### Passage provided:
1. A method comprising:
providing a menu to a user of a telephone, said menu comprising a plurality of telephone system features permitting interaction between said telephone and a corresponding network to which said telephone is connected;
receiving a menu selection from the user, said menu selection being associated with at least one of said plurality of telephone system features; and
activating said at least one of said plurality of said system features.
2. The method of claim 1, further comprising using star codes as an available subset of said plurality of telephone system features.
3. The method of claim 1, wherein providing said menu to the user comprises providing an audible menu.
4. The method of claim 3, wherein providing said audible menu comprises providing a plurality of audible titles, each of said plurality of titles being associated with at least one of said plurality of telephone system features.
5. The method of claim 4, wherein providing said plurality of telephone system features comprises playing said audible titles through a speaker associated with the telephone.
6. The method of claim 3, wherein receiving said menu selection from the user comprises receiving an audible response from the user.
7. The method of claim 1, wherein said providing of said menu to the user comprises displaying said menu to the user.
8. The method of claim 7, wherein said displaying of said menu to the user comprises displaying a plurality of titles, each of said plurality of titles being associated with at least one of said plurality of telephone system features.
9. The method of claim 7, wherein said receiving of said menu selection from the user comprises accepting a keypad command from the user.
10. The method of claim 1, further comprising the step of providing said menu in response to a request from the user.
11. The method of claim 10, wherein said request from the user comprises a voice command.
12. The method of claim 10, wherein said request from the user comprises a keypad command.
13. A telephone system comprising:
a computer-readable medium storing a plurality of telephone system features;
a menu comprising at least a subset of said plurality of telephone system features; and
a telephone communicating said menu to a user, one of said subset of telephone system features being selectable by said user, wherein said computer-readable medium initiates said selectable telephone system feature.
14. The telephone system of claim 13, wherein said telephone comprises a display presenting said menu.
15. The telephone system of claim 13, wherein said telephone comprises a speaker audibly reciting said menu.

### Data excerpt:
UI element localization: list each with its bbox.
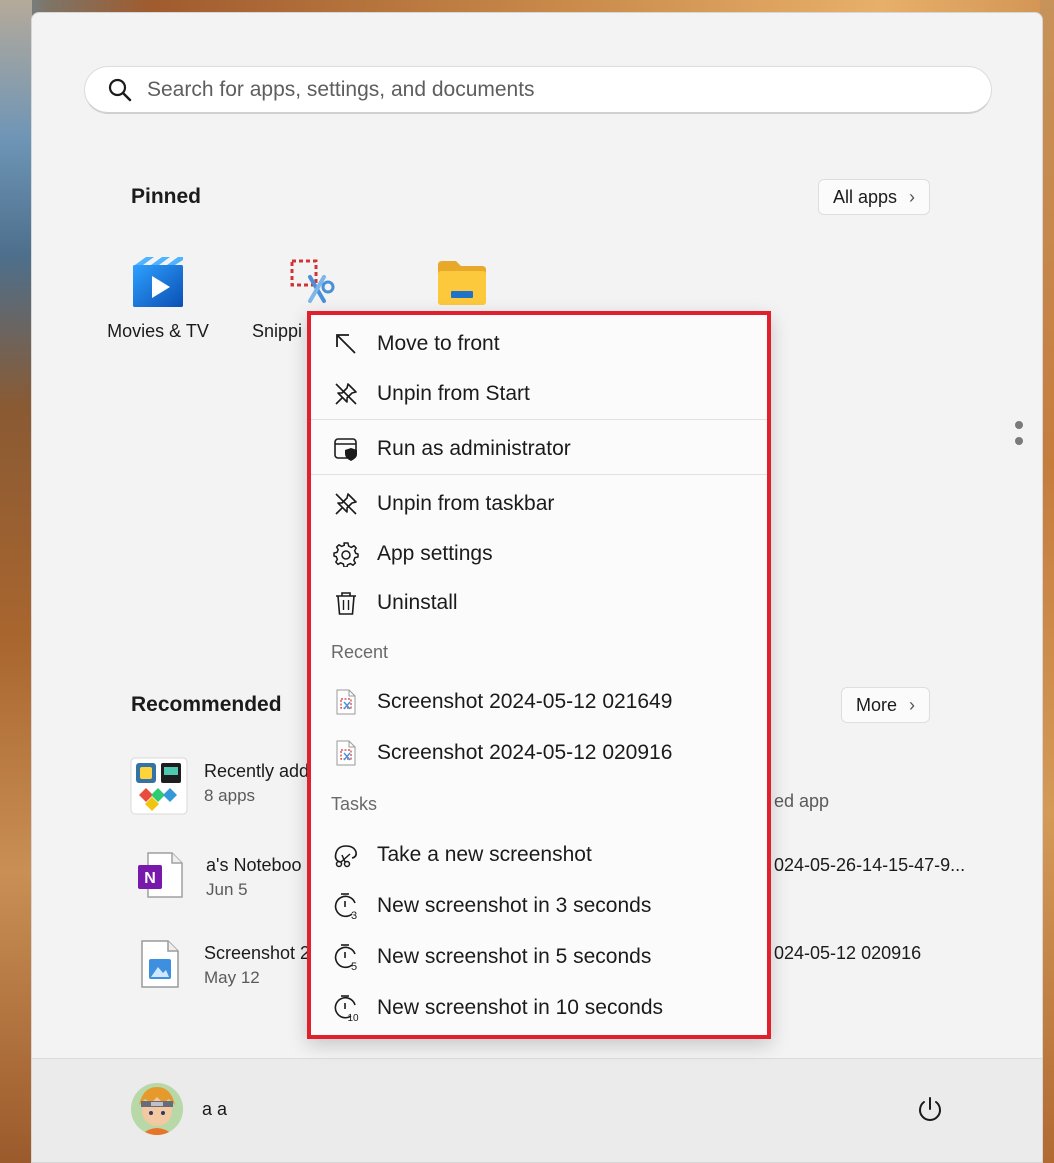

### Stated exercise:
In the patent claims on telephone menus, translate this sentence into Spanish: "The method of claim 1, wherein providing said menu to the user comprises providing an audible menu."

### Answer:
El método de la reivindicación 1, en donde proporcionar dicho menú al usuario comprende proporcionar un menú audible.